— WRITTEN REQUEST —
Give the count of lines holding the string "обязательными" and nothing else.

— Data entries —
□ □ □ □
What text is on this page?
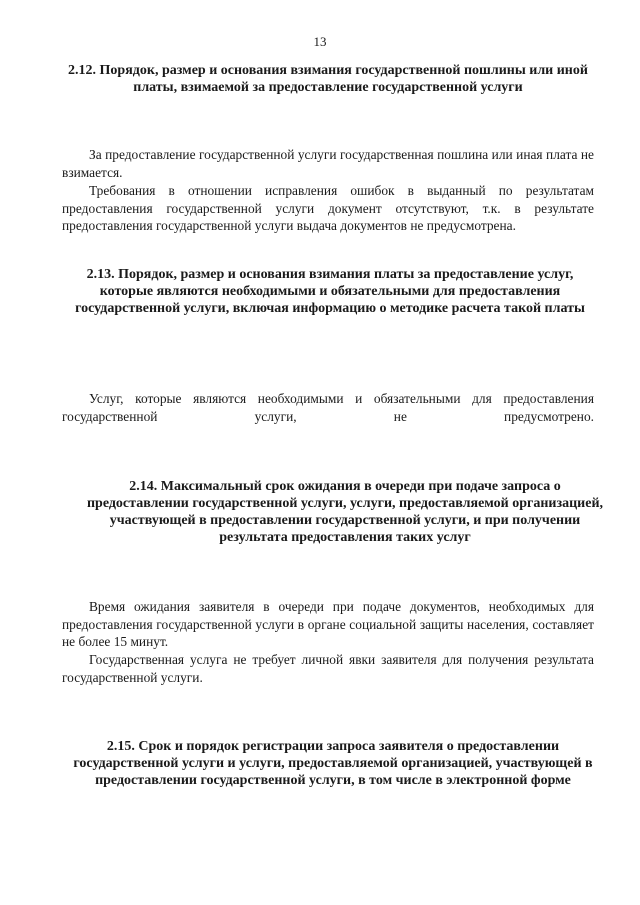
13

2.12. Порядок, размер и основания взимания государственной пошлины или иной платы, взимаемой за предоставление государственной услуги

За предоставление государственной услуги государственная пошлина или иная плата не взимается.

Требования в отношении исправления ошибок в выданный по результатам предоставления государственной услуги документ отсутствуют, т.к. в результате предоставления государственной услуги выдача документов не предусмотрена.

2.13. Порядок, размер и основания взимания платы за предоставление услуг, которые являются необходимыми и обязательными для предоставления государственной услуги, включая информацию о методике расчета такой платы

Услуг, которые являются необходимыми и обязательными для предоставления государственной услуги, не предусмотрено.

2.14. Максимальный срок ожидания в очереди при подаче запроса о предоставлении государственной услуги, услуги, предоставляемой организацией, участвующей в предоставлении государственной услуги, и при получении результата предоставления таких услуг

Время ожидания заявителя в очереди при подаче документов, необходимых для предоставления государственной услуги в органе социальной защиты населения, составляет не более 15 минут.

Государственная услуга не требует личной явки заявителя для получения результата государственной услуги.

2.15. Срок и порядок регистрации запроса заявителя о предоставлении государственной услуги и услуги, предоставляемой организацией, участвующей в предоставлении государственной услуги, в том числе в электронной форме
□ □ □ □
— ANSWER FOR THIS EXERCISE —
2